++++ Input data ++++

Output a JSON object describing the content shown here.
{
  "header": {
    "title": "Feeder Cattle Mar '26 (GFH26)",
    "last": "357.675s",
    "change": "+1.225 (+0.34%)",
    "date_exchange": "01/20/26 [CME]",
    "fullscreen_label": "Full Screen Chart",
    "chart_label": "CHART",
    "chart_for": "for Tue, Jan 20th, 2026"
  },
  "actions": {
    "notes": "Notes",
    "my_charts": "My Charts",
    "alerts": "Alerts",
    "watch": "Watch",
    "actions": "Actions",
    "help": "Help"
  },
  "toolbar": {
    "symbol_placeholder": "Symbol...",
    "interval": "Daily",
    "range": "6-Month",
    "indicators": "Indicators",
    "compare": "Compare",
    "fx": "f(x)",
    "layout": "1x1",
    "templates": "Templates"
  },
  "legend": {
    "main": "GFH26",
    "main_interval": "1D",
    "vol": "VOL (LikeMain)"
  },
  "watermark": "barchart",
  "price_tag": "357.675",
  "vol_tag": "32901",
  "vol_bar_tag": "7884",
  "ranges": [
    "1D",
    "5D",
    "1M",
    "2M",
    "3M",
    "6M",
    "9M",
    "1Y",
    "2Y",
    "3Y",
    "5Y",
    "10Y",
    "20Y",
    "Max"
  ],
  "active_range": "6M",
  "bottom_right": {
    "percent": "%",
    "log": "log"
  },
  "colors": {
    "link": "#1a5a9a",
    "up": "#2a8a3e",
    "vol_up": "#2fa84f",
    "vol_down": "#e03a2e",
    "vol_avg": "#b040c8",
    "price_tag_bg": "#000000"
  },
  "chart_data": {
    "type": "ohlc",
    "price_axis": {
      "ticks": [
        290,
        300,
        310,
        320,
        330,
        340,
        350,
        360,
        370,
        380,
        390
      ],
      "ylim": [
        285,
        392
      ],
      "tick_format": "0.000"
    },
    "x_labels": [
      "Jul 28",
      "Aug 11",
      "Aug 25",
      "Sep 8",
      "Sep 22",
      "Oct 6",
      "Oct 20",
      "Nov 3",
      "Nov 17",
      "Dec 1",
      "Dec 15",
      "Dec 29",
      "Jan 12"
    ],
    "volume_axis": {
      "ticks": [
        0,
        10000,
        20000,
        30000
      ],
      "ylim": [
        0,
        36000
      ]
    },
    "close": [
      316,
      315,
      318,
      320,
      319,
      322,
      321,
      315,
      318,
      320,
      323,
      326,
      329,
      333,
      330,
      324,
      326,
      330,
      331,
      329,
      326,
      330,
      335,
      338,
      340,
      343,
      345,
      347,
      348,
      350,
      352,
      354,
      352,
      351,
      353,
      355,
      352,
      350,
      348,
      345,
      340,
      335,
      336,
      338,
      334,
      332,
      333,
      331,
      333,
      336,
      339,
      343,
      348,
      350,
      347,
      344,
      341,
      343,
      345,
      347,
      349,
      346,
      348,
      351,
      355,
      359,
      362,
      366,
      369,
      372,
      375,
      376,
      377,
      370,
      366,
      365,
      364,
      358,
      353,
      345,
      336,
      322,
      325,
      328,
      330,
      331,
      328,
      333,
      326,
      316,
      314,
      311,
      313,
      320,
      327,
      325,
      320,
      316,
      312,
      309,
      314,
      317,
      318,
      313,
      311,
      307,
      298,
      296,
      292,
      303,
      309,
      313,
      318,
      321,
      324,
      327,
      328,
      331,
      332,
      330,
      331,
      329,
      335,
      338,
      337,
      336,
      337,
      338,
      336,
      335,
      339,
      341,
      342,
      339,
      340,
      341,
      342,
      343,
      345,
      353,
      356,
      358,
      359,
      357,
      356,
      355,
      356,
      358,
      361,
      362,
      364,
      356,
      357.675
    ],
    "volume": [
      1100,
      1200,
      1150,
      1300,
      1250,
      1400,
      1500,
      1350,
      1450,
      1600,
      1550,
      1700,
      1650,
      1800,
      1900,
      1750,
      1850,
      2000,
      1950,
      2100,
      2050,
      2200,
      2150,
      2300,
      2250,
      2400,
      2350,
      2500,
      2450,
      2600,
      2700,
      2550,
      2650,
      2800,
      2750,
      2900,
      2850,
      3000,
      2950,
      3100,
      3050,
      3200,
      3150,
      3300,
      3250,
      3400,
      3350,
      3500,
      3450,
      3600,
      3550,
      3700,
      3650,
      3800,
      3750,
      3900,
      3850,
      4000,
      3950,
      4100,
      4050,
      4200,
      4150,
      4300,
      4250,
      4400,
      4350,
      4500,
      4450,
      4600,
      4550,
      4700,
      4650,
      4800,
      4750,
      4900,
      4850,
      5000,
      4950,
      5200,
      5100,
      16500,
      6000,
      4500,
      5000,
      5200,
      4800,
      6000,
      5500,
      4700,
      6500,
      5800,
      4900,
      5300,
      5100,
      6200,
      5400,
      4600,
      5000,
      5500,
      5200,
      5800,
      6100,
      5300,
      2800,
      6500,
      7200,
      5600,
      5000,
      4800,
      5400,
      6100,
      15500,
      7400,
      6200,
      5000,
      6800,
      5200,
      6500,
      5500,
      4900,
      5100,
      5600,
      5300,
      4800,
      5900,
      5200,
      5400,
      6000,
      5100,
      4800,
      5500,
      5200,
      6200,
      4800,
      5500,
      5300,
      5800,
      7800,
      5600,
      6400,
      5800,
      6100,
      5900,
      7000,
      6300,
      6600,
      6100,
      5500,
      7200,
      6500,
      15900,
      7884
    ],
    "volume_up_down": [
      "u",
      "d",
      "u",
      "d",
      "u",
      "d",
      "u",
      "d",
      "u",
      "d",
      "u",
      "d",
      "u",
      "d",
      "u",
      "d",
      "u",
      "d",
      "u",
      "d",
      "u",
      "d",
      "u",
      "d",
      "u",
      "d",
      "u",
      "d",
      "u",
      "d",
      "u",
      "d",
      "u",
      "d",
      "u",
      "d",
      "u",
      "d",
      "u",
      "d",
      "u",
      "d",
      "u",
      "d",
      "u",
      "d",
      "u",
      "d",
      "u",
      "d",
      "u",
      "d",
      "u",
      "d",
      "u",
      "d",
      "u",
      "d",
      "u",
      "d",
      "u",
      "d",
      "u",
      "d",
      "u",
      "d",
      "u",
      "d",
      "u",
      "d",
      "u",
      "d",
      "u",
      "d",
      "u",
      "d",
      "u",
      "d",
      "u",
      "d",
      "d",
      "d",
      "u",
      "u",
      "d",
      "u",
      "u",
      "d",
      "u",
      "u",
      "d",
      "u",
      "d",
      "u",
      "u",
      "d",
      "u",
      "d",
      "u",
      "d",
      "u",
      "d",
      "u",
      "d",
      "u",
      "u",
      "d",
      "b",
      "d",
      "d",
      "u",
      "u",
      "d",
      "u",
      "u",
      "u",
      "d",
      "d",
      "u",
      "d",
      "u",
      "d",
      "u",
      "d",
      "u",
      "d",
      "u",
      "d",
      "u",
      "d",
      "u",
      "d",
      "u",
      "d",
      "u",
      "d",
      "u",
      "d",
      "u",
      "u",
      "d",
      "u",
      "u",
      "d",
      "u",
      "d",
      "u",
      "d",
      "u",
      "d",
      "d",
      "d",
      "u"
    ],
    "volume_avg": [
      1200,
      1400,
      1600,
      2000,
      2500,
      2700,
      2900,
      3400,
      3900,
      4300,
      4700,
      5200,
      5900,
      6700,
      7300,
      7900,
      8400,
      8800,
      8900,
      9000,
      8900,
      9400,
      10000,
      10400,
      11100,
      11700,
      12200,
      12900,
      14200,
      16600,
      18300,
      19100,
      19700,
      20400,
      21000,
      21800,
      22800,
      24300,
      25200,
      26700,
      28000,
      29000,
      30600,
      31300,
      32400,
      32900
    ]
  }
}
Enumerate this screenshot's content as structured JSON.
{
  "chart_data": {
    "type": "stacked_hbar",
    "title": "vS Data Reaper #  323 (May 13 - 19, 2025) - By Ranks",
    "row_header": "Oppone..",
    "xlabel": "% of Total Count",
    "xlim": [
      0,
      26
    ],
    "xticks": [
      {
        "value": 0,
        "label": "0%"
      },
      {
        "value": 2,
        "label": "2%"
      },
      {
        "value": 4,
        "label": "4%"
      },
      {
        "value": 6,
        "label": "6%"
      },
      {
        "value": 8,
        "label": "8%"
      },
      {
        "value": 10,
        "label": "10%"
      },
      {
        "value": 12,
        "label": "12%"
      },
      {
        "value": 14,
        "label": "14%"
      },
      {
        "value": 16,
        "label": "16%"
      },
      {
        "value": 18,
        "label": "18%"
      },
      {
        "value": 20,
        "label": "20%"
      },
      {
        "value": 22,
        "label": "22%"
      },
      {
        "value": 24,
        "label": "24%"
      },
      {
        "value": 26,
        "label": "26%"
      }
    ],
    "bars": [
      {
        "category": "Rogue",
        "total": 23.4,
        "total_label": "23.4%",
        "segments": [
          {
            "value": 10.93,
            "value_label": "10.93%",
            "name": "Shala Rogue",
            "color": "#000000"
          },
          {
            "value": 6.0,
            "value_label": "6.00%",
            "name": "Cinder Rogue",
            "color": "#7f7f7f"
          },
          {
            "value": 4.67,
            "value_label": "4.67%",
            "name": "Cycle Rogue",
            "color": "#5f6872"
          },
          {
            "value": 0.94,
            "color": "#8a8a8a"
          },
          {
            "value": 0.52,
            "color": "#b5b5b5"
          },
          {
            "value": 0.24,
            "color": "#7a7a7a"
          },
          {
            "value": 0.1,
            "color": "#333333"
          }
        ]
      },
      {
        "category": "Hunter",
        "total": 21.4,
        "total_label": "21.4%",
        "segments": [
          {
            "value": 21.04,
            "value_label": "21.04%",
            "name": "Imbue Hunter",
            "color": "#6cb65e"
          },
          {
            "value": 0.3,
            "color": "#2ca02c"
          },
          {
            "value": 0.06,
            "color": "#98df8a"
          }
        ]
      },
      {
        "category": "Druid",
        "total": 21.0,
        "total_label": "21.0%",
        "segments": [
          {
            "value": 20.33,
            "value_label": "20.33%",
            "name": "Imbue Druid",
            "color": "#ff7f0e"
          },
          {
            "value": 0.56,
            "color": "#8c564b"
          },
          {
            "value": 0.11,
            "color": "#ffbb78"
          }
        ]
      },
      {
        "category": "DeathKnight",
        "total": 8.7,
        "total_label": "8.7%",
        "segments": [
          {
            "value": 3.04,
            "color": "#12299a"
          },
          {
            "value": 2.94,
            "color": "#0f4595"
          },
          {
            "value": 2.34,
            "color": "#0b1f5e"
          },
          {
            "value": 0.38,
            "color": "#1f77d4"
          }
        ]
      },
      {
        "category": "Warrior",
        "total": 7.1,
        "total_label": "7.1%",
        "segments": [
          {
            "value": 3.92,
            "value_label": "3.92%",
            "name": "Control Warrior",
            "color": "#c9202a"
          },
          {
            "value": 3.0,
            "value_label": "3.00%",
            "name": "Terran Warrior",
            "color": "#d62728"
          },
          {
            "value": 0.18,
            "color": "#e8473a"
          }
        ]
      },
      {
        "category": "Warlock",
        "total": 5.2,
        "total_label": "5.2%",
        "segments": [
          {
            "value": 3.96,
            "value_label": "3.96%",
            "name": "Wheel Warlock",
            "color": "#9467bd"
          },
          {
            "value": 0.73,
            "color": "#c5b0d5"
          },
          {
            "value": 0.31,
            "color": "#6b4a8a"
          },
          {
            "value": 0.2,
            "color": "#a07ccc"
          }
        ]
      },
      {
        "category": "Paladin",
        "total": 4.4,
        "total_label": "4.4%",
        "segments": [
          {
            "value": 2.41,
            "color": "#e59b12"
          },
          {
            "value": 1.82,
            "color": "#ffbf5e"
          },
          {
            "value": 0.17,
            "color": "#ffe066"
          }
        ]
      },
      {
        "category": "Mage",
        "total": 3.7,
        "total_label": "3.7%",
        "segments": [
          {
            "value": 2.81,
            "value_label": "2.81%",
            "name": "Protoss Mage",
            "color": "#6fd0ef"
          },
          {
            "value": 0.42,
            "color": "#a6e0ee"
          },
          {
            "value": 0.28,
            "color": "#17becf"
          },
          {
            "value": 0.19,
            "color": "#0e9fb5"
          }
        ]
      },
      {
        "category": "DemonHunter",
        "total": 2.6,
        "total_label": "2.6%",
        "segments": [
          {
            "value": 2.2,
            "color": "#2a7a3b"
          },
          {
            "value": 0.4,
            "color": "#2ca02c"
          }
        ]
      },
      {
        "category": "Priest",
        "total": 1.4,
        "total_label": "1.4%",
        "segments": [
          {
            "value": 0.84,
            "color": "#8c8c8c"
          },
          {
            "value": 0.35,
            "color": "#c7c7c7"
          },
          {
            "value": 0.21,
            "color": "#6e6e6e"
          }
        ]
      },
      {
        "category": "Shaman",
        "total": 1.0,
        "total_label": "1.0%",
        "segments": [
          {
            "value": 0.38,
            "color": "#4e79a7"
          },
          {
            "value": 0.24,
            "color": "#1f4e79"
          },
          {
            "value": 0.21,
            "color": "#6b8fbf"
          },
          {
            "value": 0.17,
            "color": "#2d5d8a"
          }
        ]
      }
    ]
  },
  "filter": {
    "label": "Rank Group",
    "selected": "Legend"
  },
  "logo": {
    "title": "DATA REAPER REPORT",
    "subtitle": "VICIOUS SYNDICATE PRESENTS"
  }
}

++++

_Exercise task_
Gather from the records above every line containing the string "Rogue".

_Answer_
        "category": "Rogue",
            "name": "Shala Rogue",
            "name": "Cinder Rogue",
            "name": "Cycle Rogue",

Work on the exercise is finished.